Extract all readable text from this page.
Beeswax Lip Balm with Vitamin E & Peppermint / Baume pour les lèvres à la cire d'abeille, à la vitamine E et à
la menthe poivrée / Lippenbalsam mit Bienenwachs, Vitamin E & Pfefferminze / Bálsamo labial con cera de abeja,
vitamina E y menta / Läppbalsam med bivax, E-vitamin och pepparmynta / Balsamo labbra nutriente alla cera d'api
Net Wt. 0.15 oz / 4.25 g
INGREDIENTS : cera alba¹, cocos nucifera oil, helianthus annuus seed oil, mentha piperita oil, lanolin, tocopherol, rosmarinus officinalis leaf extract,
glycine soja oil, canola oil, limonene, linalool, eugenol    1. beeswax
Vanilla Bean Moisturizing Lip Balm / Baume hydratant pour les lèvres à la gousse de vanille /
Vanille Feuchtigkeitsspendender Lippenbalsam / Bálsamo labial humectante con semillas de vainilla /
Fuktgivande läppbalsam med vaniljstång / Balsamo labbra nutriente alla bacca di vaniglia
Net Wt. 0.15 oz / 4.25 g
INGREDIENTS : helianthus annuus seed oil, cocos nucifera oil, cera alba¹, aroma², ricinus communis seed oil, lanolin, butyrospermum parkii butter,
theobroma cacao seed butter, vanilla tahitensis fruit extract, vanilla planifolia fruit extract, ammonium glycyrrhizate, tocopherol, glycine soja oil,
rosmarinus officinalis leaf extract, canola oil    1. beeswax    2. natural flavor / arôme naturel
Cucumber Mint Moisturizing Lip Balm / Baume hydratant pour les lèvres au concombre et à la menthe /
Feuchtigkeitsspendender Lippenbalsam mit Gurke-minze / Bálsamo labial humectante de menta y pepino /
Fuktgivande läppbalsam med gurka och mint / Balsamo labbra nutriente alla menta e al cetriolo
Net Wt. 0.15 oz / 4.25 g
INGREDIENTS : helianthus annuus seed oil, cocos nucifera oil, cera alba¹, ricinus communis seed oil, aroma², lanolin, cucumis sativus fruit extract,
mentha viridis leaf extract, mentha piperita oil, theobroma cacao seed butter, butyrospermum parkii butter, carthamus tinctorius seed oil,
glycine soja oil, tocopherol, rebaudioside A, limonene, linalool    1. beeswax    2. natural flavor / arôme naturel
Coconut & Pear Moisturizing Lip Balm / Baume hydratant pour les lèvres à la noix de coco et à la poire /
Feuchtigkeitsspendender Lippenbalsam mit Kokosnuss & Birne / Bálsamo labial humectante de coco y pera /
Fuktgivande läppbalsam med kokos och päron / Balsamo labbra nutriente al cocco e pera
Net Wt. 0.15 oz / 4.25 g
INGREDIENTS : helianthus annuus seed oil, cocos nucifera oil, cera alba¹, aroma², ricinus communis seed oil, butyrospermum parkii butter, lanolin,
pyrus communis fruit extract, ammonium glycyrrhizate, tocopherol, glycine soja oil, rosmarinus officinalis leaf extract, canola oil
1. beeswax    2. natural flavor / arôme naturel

⁂

## Work to do
Repeat the lines above exactly.

## Problem solution
Extract all readable text from this page.
Beeswax Lip Balm with Vitamin E & Peppermint / Baume pour les lèvres à la cire d'abeille, à la vitamine E et à
la menthe poivrée / Lippenbalsam mit Bienenwachs, Vitamin E & Pfefferminze / Bálsamo labial con cera de abeja,
vitamina E y menta / Läppbalsam med bivax, E-vitamin och pepparmynta / Balsamo labbra nutriente alla cera d'api
Net Wt. 0.15 oz / 4.25 g
INGREDIENTS : cera alba¹, cocos nucifera oil, helianthus annuus seed oil, mentha piperita oil, lanolin, tocopherol, rosmarinus officinalis leaf extract,
glycine soja oil, canola oil, limonene, linalool, eugenol    1. beeswax
Vanilla Bean Moisturizing Lip Balm / Baume hydratant pour les lèvres à la gousse de vanille /
Vanille Feuchtigkeitsspendender Lippenbalsam / Bálsamo labial humectante con semillas de vainilla /
Fuktgivande läppbalsam med vaniljstång / Balsamo labbra nutriente alla bacca di vaniglia
Net Wt. 0.15 oz / 4.25 g
INGREDIENTS : helianthus annuus seed oil, cocos nucifera oil, cera alba¹, aroma², ricinus communis seed oil, lanolin, butyrospermum parkii butter,
theobroma cacao seed butter, vanilla tahitensis fruit extract, vanilla planifolia fruit extract, ammonium glycyrrhizate, tocopherol, glycine soja oil,
rosmarinus officinalis leaf extract, canola oil    1. beeswax    2. natural flavor / arôme naturel
Cucumber Mint Moisturizing Lip Balm / Baume hydratant pour les lèvres au concombre et à la menthe /
Feuchtigkeitsspendender Lippenbalsam mit Gurke-minze / Bálsamo labial humectante de menta y pepino /
Fuktgivande läppbalsam med gurka och mint / Balsamo labbra nutriente alla menta e al cetriolo
Net Wt. 0.15 oz / 4.25 g
INGREDIENTS : helianthus annuus seed oil, cocos nucifera oil, cera alba¹, ricinus communis seed oil, aroma², lanolin, cucumis sativus fruit extract,
mentha viridis leaf extract, mentha piperita oil, theobroma cacao seed butter, butyrospermum parkii butter, carthamus tinctorius seed oil,
glycine soja oil, tocopherol, rebaudioside A, limonene, linalool    1. beeswax    2. natural flavor / arôme naturel
Coconut & Pear Moisturizing Lip Balm / Baume hydratant pour les lèvres à la noix de coco et à la poire /
Feuchtigkeitsspendender Lippenbalsam mit Kokosnuss & Birne / Bálsamo labial humectante de coco y pera /
Fuktgivande läppbalsam med kokos och päron / Balsamo labbra nutriente al cocco e pera
Net Wt. 0.15 oz / 4.25 g
INGREDIENTS : helianthus annuus seed oil, cocos nucifera oil, cera alba¹, aroma², ricinus communis seed oil, butyrospermum parkii butter, lanolin,
pyrus communis fruit extract, ammonium glycyrrhizate, tocopherol, glycine soja oil, rosmarinus officinalis leaf extract, canola oil
1. beeswax    2. natural flavor / arôme naturel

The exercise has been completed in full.